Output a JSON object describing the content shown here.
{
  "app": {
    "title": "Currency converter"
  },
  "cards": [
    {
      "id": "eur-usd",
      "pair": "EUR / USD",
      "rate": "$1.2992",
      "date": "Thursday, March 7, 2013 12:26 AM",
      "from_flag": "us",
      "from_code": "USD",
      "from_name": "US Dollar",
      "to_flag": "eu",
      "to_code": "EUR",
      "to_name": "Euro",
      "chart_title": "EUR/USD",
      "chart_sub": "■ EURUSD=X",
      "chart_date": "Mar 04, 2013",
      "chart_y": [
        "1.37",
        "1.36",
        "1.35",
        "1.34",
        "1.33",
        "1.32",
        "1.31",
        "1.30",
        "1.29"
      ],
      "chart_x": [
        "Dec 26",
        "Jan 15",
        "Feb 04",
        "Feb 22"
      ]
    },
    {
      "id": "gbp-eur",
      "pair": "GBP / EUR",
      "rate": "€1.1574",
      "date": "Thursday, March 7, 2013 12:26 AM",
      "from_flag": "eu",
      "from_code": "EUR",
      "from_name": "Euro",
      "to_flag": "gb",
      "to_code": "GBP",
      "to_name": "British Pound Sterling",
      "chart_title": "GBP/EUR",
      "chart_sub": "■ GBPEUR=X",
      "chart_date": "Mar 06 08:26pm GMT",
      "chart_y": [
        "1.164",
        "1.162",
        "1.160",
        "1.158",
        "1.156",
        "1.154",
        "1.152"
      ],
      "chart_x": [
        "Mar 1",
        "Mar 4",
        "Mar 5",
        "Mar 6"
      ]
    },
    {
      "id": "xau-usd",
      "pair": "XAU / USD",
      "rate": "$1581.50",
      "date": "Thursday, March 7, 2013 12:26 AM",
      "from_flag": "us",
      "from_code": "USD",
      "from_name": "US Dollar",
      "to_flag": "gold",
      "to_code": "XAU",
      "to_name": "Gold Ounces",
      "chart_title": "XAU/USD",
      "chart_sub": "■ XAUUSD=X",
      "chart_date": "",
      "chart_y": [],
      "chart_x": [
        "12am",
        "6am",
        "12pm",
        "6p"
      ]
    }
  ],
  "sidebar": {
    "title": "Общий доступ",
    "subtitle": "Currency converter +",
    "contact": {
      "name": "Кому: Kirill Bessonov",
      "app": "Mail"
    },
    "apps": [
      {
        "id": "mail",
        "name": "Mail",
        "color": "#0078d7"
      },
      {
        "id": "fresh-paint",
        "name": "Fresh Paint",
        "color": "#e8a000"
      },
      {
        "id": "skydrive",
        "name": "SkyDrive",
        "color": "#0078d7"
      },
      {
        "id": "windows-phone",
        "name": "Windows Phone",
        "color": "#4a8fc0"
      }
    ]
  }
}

........

_Task prompt:_ Every line of the data above should be reproduced word for word.

_Solution to the problem:_
Output a JSON object describing the content shown here.
{
  "app": {
    "title": "Currency converter"
  },
  "cards": [
    {
      "id": "eur-usd",
      "pair": "EUR / USD",
      "rate": "$1.2992",
      "date": "Thursday, March 7, 2013 12:26 AM",
      "from_flag": "us",
      "from_code": "USD",
      "from_name": "US Dollar",
      "to_flag": "eu",
      "to_code": "EUR",
      "to_name": "Euro",
      "chart_title": "EUR/USD",
      "chart_sub": "■ EURUSD=X",
      "chart_date": "Mar 04, 2013",
      "chart_y": [
        "1.37",
        "1.36",
        "1.35",
        "1.34",
        "1.33",
        "1.32",
        "1.31",
        "1.30",
        "1.29"
      ],
      "chart_x": [
        "Dec 26",
        "Jan 15",
        "Feb 04",
        "Feb 22"
      ]
    },
    {
      "id": "gbp-eur",
      "pair": "GBP / EUR",
      "rate": "€1.1574",
      "date": "Thursday, March 7, 2013 12:26 AM",
      "from_flag": "eu",
      "from_code": "EUR",
      "from_name": "Euro",
      "to_flag": "gb",
      "to_code": "GBP",
      "to_name": "British Pound Sterling",
      "chart_title": "GBP/EUR",
      "chart_sub": "■ GBPEUR=X",
      "chart_date": "Mar 06 08:26pm GMT",
      "chart_y": [
        "1.164",
        "1.162",
        "1.160",
        "1.158",
        "1.156",
        "1.154",
        "1.152"
      ],
      "chart_x": [
        "Mar 1",
        "Mar 4",
        "Mar 5",
        "Mar 6"
      ]
    },
    {
      "id": "xau-usd",
      "pair": "XAU / USD",
      "rate": "$1581.50",
      "date": "Thursday, March 7, 2013 12:26 AM",
      "from_flag": "us",
      "from_code": "USD",
      "from_name": "US Dollar",
      "to_flag": "gold",
      "to_code": "XAU",
      "to_name": "Gold Ounces",
      "chart_title": "XAU/USD",
      "chart_sub": "■ XAUUSD=X",
      "chart_date": "",
      "chart_y": [],
      "chart_x": [
        "12am",
        "6am",
        "12pm",
        "6p"
      ]
    }
  ],
  "sidebar": {
    "title": "Общий доступ",
    "subtitle": "Currency converter +",
    "contact": {
      "name": "Кому: Kirill Bessonov",
      "app": "Mail"
    },
    "apps": [
      {
        "id": "mail",
        "name": "Mail",
        "color": "#0078d7"
      },
      {
        "id": "fresh-paint",
        "name": "Fresh Paint",
        "color": "#e8a000"
      },
      {
        "id": "skydrive",
        "name": "SkyDrive",
        "color": "#0078d7"
      },
      {
        "id": "windows-phone",
        "name": "Windows Phone",
        "color": "#4a8fc0"
      }
    ]
  }
}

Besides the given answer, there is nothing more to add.